## begin Information supplied

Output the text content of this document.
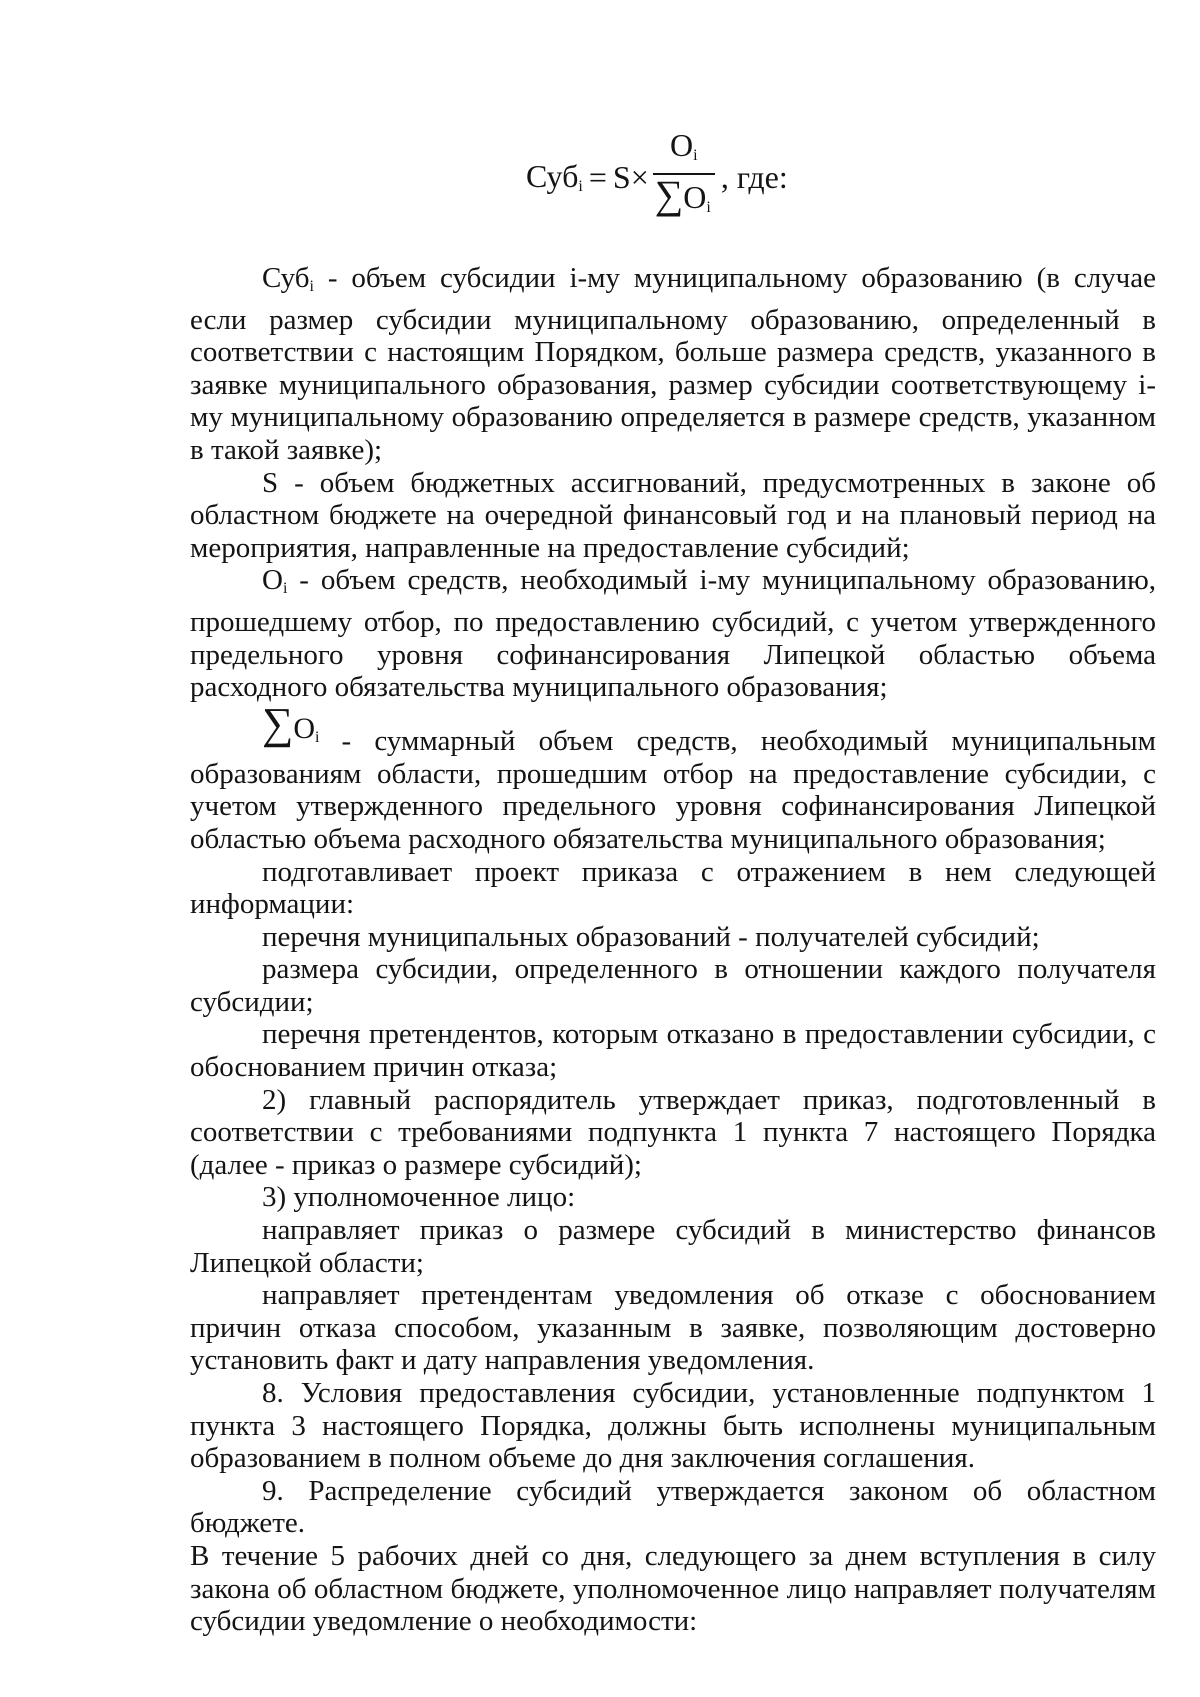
$Суб_i = S \times \frac{O_i}{\sum O_i}$ , где:

Суб$_i$ - объем субсидии i-му муниципальному образованию (в случае если размер субсидии муниципальному образованию, определенный в соответствии с настоящим Порядком, больше размера средств, указанного в заявке муниципального образования, размер субсидии соответствующему i-му муниципальному образованию определяется в размере средств, указанном в такой заявке);

S - объем бюджетных ассигнований, предусмотренных в законе об областном бюджете на очередной финансовый год и на плановый период на мероприятия, направленные на предоставление субсидий;

$O_i$ - объем средств, необходимый i-му муниципальному образованию, прошедшему отбор, по предоставлению субсидий, с учетом утвержденного предельного уровня софинансирования Липецкой областью объема расходного обязательства муниципального образования;

$\sum O_i$ - суммарный объем средств, необходимый муниципальным

образованиям области, прошедшим отбор на предоставление субсидии, с учетом утвержденного предельного уровня софинансирования Липецкой областью объема расходного обязательства муниципального образования;

подготавливает проект приказа с отражением в нем следующей информации:

перечня муниципальных образований - получателей субсидий;

размера субсидии, определенного в отношении каждого получателя субсидии;

перечня претендентов, которым отказано в предоставлении субсидии, с обоснованием причин отказа;

2) главный распорядитель утверждает приказ, подготовленный в соответствии с требованиями подпункта 1 пункта 7 настоящего Порядка (далее - приказ о размере субсидий);

3) уполномоченное лицо:

направляет приказ о размере субсидий в министерство финансов Липецкой области;

направляет претендентам уведомления об отказе с обоснованием причин отказа способом, указанным в заявке, позволяющим достоверно установить факт и дату направления уведомления.

8. Условия предоставления субсидии, установленные подпунктом 1 пункта 3 настоящего Порядка, должны быть исполнены муниципальным образованием в полном объеме до дня заключения соглашения.

9. Распределение субсидий утверждается законом об областном бюджете.

В течение 5 рабочих дней со дня, следующего за днем вступления в силу закона об областном бюджете, уполномоченное лицо направляет получателям субсидии уведомление о необходимости:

## end Information supplied

Leave out all images, then reproduce the entries above exactly.

● Written reply:
Output the text content of this document.
$Суб_i = S \times \frac{O_i}{\sum O_i}$ , где:

Суб$_i$ - объем субсидии i-му муниципальному образованию (в случае если размер субсидии муниципальному образованию, определенный в соответствии с настоящим Порядком, больше размера средств, указанного в заявке муниципального образования, размер субсидии соответствующему i-му муниципальному образованию определяется в размере средств, указанном в такой заявке);

S - объем бюджетных ассигнований, предусмотренных в законе об областном бюджете на очередной финансовый год и на плановый период на мероприятия, направленные на предоставление субсидий;

$O_i$ - объем средств, необходимый i-му муниципальному образованию, прошедшему отбор, по предоставлению субсидий, с учетом утвержденного предельного уровня софинансирования Липецкой областью объема расходного обязательства муниципального образования;

$\sum O_i$ - суммарный объем средств, необходимый муниципальным

образованиям области, прошедшим отбор на предоставление субсидии, с учетом утвержденного предельного уровня софинансирования Липецкой областью объема расходного обязательства муниципального образования;

подготавливает проект приказа с отражением в нем следующей информации:

перечня муниципальных образований - получателей субсидий;

размера субсидии, определенного в отношении каждого получателя субсидии;

перечня претендентов, которым отказано в предоставлении субсидии, с обоснованием причин отказа;

2) главный распорядитель утверждает приказ, подготовленный в соответствии с требованиями подпункта 1 пункта 7 настоящего Порядка (далее - приказ о размере субсидий);

3) уполномоченное лицо:

направляет приказ о размере субсидий в министерство финансов Липецкой области;

направляет претендентам уведомления об отказе с обоснованием причин отказа способом, указанным в заявке, позволяющим достоверно установить факт и дату направления уведомления.

8. Условия предоставления субсидии, установленные подпунктом 1 пункта 3 настоящего Порядка, должны быть исполнены муниципальным образованием в полном объеме до дня заключения соглашения.

9. Распределение субсидий утверждается законом об областном бюджете.

В течение 5 рабочих дней со дня, следующего за днем вступления в силу закона об областном бюджете, уполномоченное лицо направляет получателям субсидии уведомление о необходимости:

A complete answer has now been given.